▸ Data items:
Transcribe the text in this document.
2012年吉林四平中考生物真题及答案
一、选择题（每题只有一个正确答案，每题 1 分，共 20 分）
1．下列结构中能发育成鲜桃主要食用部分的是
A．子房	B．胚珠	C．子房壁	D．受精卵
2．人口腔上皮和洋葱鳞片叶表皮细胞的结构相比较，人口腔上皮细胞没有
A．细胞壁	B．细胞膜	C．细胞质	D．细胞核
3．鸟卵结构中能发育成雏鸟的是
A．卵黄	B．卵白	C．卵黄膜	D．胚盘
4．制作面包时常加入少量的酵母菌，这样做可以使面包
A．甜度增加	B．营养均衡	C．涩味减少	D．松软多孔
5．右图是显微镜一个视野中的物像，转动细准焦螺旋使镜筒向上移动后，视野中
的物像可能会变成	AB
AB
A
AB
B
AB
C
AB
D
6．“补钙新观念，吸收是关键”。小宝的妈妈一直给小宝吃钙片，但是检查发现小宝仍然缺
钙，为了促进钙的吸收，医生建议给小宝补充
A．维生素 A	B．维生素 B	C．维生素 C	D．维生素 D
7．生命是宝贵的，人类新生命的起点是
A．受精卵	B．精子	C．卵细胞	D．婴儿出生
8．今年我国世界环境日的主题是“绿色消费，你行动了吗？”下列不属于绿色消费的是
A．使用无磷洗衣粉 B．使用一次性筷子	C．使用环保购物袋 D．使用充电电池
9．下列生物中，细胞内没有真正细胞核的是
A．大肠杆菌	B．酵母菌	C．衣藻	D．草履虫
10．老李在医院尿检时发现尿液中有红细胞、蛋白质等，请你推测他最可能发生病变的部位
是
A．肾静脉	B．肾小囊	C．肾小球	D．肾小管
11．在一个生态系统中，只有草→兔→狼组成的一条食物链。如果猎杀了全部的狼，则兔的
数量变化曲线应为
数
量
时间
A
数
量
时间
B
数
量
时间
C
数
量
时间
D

▸ Aim of the exercise: Reproduce the listing above word for word.

▸ Worked solution:
Transcribe the text in this document.
2012年吉林四平中考生物真题及答案
一、选择题（每题只有一个正确答案，每题 1 分，共 20 分）
1．下列结构中能发育成鲜桃主要食用部分的是
A．子房	B．胚珠	C．子房壁	D．受精卵
2．人口腔上皮和洋葱鳞片叶表皮细胞的结构相比较，人口腔上皮细胞没有
A．细胞壁	B．细胞膜	C．细胞质	D．细胞核
3．鸟卵结构中能发育成雏鸟的是
A．卵黄	B．卵白	C．卵黄膜	D．胚盘
4．制作面包时常加入少量的酵母菌，这样做可以使面包
A．甜度增加	B．营养均衡	C．涩味减少	D．松软多孔
5．右图是显微镜一个视野中的物像，转动细准焦螺旋使镜筒向上移动后，视野中
的物像可能会变成	AB
AB
A
AB
B
AB
C
AB
D
6．“补钙新观念，吸收是关键”。小宝的妈妈一直给小宝吃钙片，但是检查发现小宝仍然缺
钙，为了促进钙的吸收，医生建议给小宝补充
A．维生素 A	B．维生素 B	C．维生素 C	D．维生素 D
7．生命是宝贵的，人类新生命的起点是
A．受精卵	B．精子	C．卵细胞	D．婴儿出生
8．今年我国世界环境日的主题是“绿色消费，你行动了吗？”下列不属于绿色消费的是
A．使用无磷洗衣粉 B．使用一次性筷子	C．使用环保购物袋 D．使用充电电池
9．下列生物中，细胞内没有真正细胞核的是
A．大肠杆菌	B．酵母菌	C．衣藻	D．草履虫
10．老李在医院尿检时发现尿液中有红细胞、蛋白质等，请你推测他最可能发生病变的部位
是
A．肾静脉	B．肾小囊	C．肾小球	D．肾小管
11．在一个生态系统中，只有草→兔→狼组成的一条食物链。如果猎杀了全部的狼，则兔的
数量变化曲线应为
数
量
时间
A
数
量
时间
B
数
量
时间
C
数
量
时间
D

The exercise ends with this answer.